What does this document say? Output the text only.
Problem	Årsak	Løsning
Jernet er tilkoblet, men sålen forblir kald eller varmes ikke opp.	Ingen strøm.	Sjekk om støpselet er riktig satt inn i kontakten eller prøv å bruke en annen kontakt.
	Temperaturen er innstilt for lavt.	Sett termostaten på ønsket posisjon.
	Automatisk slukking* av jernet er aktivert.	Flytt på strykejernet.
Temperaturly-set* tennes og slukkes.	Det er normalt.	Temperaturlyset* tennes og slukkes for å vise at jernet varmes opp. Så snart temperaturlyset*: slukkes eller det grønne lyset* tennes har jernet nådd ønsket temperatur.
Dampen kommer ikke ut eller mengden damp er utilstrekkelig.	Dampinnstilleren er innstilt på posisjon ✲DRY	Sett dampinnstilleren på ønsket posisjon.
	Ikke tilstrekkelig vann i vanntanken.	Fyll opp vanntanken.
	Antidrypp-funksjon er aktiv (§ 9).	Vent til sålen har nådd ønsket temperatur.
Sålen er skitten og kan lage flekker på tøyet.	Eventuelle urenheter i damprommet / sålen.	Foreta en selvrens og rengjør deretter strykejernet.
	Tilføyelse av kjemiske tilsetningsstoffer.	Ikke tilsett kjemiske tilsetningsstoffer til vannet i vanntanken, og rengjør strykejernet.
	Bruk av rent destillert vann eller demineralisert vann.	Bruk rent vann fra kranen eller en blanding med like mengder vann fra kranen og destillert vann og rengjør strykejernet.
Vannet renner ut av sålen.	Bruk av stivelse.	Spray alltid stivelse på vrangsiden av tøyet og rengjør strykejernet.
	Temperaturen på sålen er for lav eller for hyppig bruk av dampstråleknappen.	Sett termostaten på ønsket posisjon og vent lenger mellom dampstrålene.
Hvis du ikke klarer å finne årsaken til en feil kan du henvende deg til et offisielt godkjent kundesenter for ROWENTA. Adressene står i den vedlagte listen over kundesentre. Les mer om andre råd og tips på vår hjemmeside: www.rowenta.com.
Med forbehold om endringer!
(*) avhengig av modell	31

What is required:
Type out the material again exactly as presented.

Answer for this exercise:
What does this document say? Output the text only.
Problem	Årsak	Løsning
Jernet er tilkoblet, men sålen forblir kald eller varmes ikke opp.	Ingen strøm.	Sjekk om støpselet er riktig satt inn i kontakten eller prøv å bruke en annen kontakt.
	Temperaturen er innstilt for lavt.	Sett termostaten på ønsket posisjon.
	Automatisk slukking* av jernet er aktivert.	Flytt på strykejernet.
Temperaturly-set* tennes og slukkes.	Det er normalt.	Temperaturlyset* tennes og slukkes for å vise at jernet varmes opp. Så snart temperaturlyset*: slukkes eller det grønne lyset* tennes har jernet nådd ønsket temperatur.
Dampen kommer ikke ut eller mengden damp er utilstrekkelig.	Dampinnstilleren er innstilt på posisjon ✲DRY	Sett dampinnstilleren på ønsket posisjon.
	Ikke tilstrekkelig vann i vanntanken.	Fyll opp vanntanken.
	Antidrypp-funksjon er aktiv (§ 9).	Vent til sålen har nådd ønsket temperatur.
Sålen er skitten og kan lage flekker på tøyet.	Eventuelle urenheter i damprommet / sålen.	Foreta en selvrens og rengjør deretter strykejernet.
	Tilføyelse av kjemiske tilsetningsstoffer.	Ikke tilsett kjemiske tilsetningsstoffer til vannet i vanntanken, og rengjør strykejernet.
	Bruk av rent destillert vann eller demineralisert vann.	Bruk rent vann fra kranen eller en blanding med like mengder vann fra kranen og destillert vann og rengjør strykejernet.
Vannet renner ut av sålen.	Bruk av stivelse.	Spray alltid stivelse på vrangsiden av tøyet og rengjør strykejernet.
	Temperaturen på sålen er for lav eller for hyppig bruk av dampstråleknappen.	Sett termostaten på ønsket posisjon og vent lenger mellom dampstrålene.
Hvis du ikke klarer å finne årsaken til en feil kan du henvende deg til et offisielt godkjent kundesenter for ROWENTA. Adressene står i den vedlagte listen over kundesentre. Les mer om andre råd og tips på vår hjemmeside: www.rowenta.com.
Med forbehold om endringer!
(*) avhengig av modell	31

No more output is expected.